→ **What to produce**: Transcribe the material in full. Nothing should differ except that the pictures are left out.

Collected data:

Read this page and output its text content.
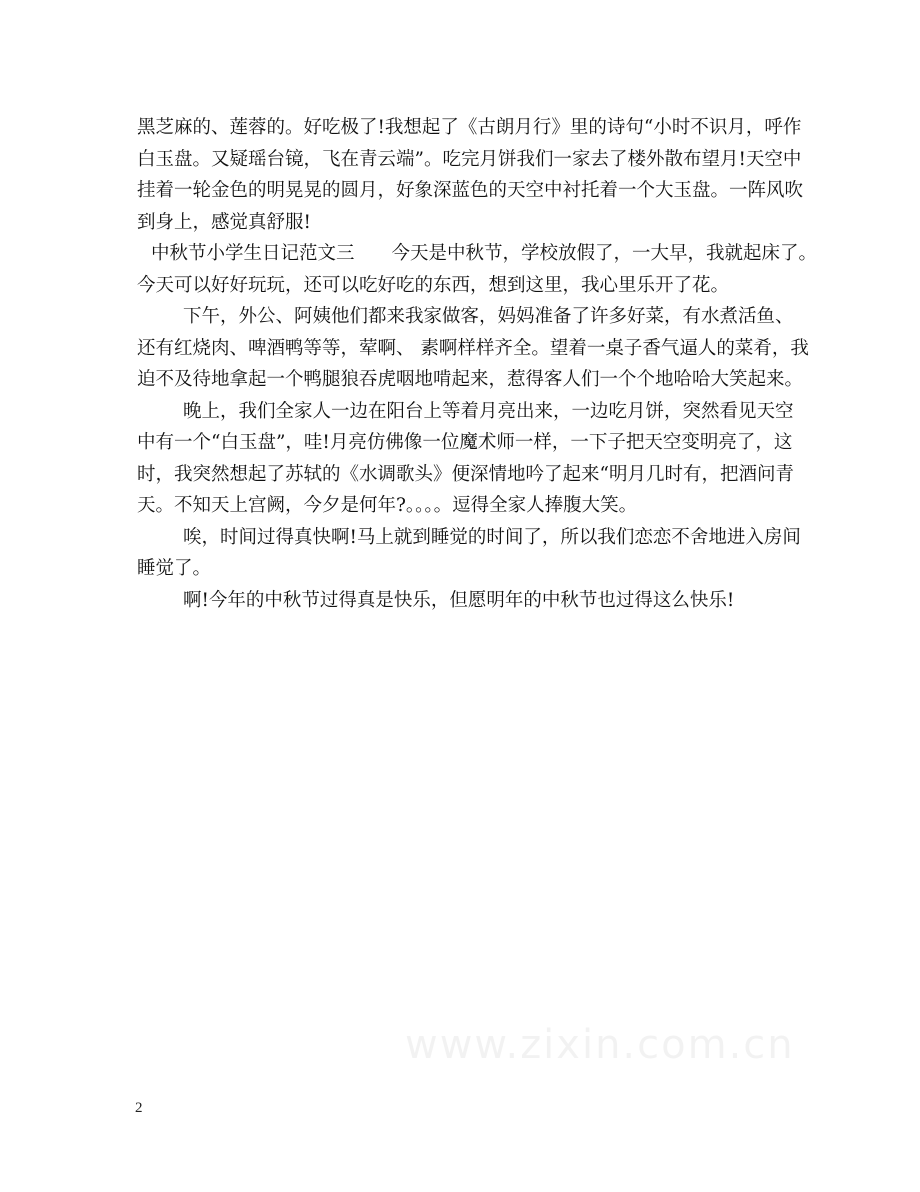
黑芝麻的、莲蓉的。好吃极了!我想起了《古朗月行》里的诗句“小时不识月，呼作
白玉盘。又疑瑶台镜，飞在青云端”。吃完月饼我们一家去了楼外散布望月!天空中
挂着一轮金色的明晃晃的圆月，好象深蓝色的天空中衬托着一个大玉盘。一阵风吹
到身上，感觉真舒服!
中秋节小学生日记范文三　　今天是中秋节，学校放假了，一大早，我就起床了。
今天可以好好玩玩，还可以吃好吃的东西，想到这里，我心里乐开了花。
下午，外公、阿姨他们都来我家做客，妈妈准备了许多好菜，有水煮活鱼、
还有红烧肉、啤酒鸭等等，荤啊、 素啊样样齐全。望着一桌子香气逼人的菜肴，我
迫不及待地拿起一个鸭腿狼吞虎咽地啃起来，惹得客人们一个个地哈哈大笑起来。
晚上，我们全家人一边在阳台上等着月亮出来，一边吃月饼，突然看见天空
中有一个“白玉盘”，哇!月亮仿佛像一位魔术师一样，一下子把天空变明亮了，这
时，我突然想起了苏轼的《水调歌头》便深情地吟了起来“明月几时有，把酒问青
天。不知天上宫阙，今夕是何年?。。。。逗得全家人捧腹大笑。
唉，时间过得真快啊!马上就到睡觉的时间了，所以我们恋恋不舍地进入房间
睡觉了。
啊!今年的中秋节过得真是快乐，但愿明年的中秋节也过得这么快乐!
www.zixin.com.cn
2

→ **Correct answer**:
Read this page and output its text content.
黑芝麻的、莲蓉的。好吃极了!我想起了《古朗月行》里的诗句“小时不识月，呼作
白玉盘。又疑瑶台镜，飞在青云端”。吃完月饼我们一家去了楼外散布望月!天空中
挂着一轮金色的明晃晃的圆月，好象深蓝色的天空中衬托着一个大玉盘。一阵风吹
到身上，感觉真舒服!
中秋节小学生日记范文三　　今天是中秋节，学校放假了，一大早，我就起床了。
今天可以好好玩玩，还可以吃好吃的东西，想到这里，我心里乐开了花。
下午，外公、阿姨他们都来我家做客，妈妈准备了许多好菜，有水煮活鱼、
还有红烧肉、啤酒鸭等等，荤啊、 素啊样样齐全。望着一桌子香气逼人的菜肴，我
迫不及待地拿起一个鸭腿狼吞虎咽地啃起来，惹得客人们一个个地哈哈大笑起来。
晚上，我们全家人一边在阳台上等着月亮出来，一边吃月饼，突然看见天空
中有一个“白玉盘”，哇!月亮仿佛像一位魔术师一样，一下子把天空变明亮了，这
时，我突然想起了苏轼的《水调歌头》便深情地吟了起来“明月几时有，把酒问青
天。不知天上宫阙，今夕是何年?。。。。逗得全家人捧腹大笑。
唉，时间过得真快啊!马上就到睡觉的时间了，所以我们恋恋不舍地进入房间
睡觉了。
啊!今年的中秋节过得真是快乐，但愿明年的中秋节也过得这么快乐!
www.zixin.com.cn
2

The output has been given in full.